▸ Brano di riferimento:
###

Alla base delle iniziative di LifeGate le tre “P” – People,
Planet, Profit. Come riuscite a coniugare questi tre
aspetti?
“People, Planet, Profit” sono tre anelli della
stessa catena. “People”, la gente, è il soggetto senza il
quale non saremmo qui neppure a fare questo ragionamento, la gente
non è il mezzo, è il fine. La soddisfazione dei
bisogni della gente, il rispetto dei singoli esseri umani,
l’attenzione alla qualità dell’esistenza devono essere il
fulcro di qualsiasi ragionamento e iniziativa. La gente siamo noi.
“Planet”, il pianeta. È la terra su cui camminiamo e
abitiamo, è l’aria che respiriamo, è il cibo che
mangiamo, è l’acqua vitale. Non possiamo più vivere
alle spalle dell’ecosistema, dobbiamo riequilibrarlo. “Profit”, il
profitto, è quanto permette di soddisfare i bisogni primari
legati alla sopravvivenza, è indispensabile per vivere nella
società contemporanea. Ma è arrivato il momento di
renderci conto che il profitto da solo non basta. Senza le altre
due P, senza prendere in considerazione sia la gente che il
pianeta, non c’è armonia di vita. Non c’è neanche
vita.

Una radio, un sito web e un iMagazine per iPad: LifeGate
coinvolge i propri utenti a 360 gradi. Ma qual è il canale
che oggi “tira” di più?
Oggi direi tutto
ciò che presuppone l’interazione e la socialità.
Internet e i social network offrono oggi una ricchezza di
possibilità di comunicazione e di contenuti: mentre i vecchi
media erano “luoghi / insieme di pratiche” finalizzate alla
“comunicazione”, quelli nuovi sono finalizzati alla
“conversazione”. LifeGate si è tuffata in questa nuova
dimensione con entusiasmo, incoraggiando ogni persona a divenire
protagonista del cambiamento.

Tra i vostri progetti c’è Impatto Zero®,
soluzione con la quale le aziende possono compensare le proprie
emissioni di CO2 con la creazione di nuove foreste. Come nasce
quest’idea?

###

▸ Record del dataset:
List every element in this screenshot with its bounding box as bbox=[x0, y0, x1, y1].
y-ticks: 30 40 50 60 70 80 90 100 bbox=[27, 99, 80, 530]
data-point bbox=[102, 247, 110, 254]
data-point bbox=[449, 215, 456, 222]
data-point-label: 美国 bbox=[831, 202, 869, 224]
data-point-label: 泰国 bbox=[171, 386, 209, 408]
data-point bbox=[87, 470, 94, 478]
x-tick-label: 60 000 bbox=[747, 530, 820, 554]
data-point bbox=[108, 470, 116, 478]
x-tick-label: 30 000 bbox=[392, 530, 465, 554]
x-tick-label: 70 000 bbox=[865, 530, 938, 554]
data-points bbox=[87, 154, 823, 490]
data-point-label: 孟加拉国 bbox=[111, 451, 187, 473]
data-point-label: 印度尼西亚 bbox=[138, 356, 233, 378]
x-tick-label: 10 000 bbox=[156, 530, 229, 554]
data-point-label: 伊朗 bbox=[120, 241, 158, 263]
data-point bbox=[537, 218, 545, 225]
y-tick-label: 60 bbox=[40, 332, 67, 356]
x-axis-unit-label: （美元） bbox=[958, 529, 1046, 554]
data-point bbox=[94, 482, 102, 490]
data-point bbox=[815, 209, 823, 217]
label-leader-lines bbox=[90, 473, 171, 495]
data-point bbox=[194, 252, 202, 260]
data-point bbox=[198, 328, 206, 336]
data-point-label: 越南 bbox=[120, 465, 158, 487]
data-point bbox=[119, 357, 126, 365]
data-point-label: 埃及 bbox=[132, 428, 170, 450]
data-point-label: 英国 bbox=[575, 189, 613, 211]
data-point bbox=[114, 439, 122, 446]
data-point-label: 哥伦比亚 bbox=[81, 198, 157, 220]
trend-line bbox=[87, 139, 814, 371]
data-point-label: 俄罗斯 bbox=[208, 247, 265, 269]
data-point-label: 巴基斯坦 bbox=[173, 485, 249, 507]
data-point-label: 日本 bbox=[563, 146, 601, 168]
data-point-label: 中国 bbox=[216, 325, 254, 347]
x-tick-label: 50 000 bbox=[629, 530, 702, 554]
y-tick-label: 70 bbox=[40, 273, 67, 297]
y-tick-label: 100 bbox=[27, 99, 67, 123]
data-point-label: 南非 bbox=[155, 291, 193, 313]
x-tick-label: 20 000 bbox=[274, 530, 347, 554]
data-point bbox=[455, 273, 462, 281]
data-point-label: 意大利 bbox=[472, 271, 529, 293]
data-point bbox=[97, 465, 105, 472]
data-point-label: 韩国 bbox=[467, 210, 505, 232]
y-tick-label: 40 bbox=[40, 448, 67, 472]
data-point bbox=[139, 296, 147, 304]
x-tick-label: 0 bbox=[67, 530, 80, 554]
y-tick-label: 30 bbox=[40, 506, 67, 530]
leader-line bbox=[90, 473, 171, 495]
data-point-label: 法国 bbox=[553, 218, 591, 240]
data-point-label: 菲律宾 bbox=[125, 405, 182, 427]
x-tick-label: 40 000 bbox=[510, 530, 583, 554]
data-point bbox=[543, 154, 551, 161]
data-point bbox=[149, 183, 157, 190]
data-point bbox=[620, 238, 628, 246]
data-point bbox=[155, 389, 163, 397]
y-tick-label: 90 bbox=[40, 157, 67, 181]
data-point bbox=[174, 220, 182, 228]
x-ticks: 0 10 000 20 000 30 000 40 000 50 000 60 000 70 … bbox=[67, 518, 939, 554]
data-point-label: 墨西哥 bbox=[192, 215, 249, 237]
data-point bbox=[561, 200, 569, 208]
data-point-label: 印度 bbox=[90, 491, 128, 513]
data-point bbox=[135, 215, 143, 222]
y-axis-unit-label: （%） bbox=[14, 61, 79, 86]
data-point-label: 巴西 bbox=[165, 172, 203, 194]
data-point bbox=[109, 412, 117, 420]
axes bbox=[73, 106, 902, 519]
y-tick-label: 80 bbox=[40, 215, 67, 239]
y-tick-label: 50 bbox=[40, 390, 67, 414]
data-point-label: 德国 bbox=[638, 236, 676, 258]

###

▸ Requisiti del compito:
Ripeta parola per parola il tratto del brano di riferimento che inizia con "Tra i vostri" e termina con "quest’idea?".

▸ Esito del compito:
Tra i vostri progetti c’è Impatto Zero®,
soluzione con la quale le aziende possono compensare le proprie
emissioni di CO2 con la creazione di nuove foreste. Come nasce
quest’idea?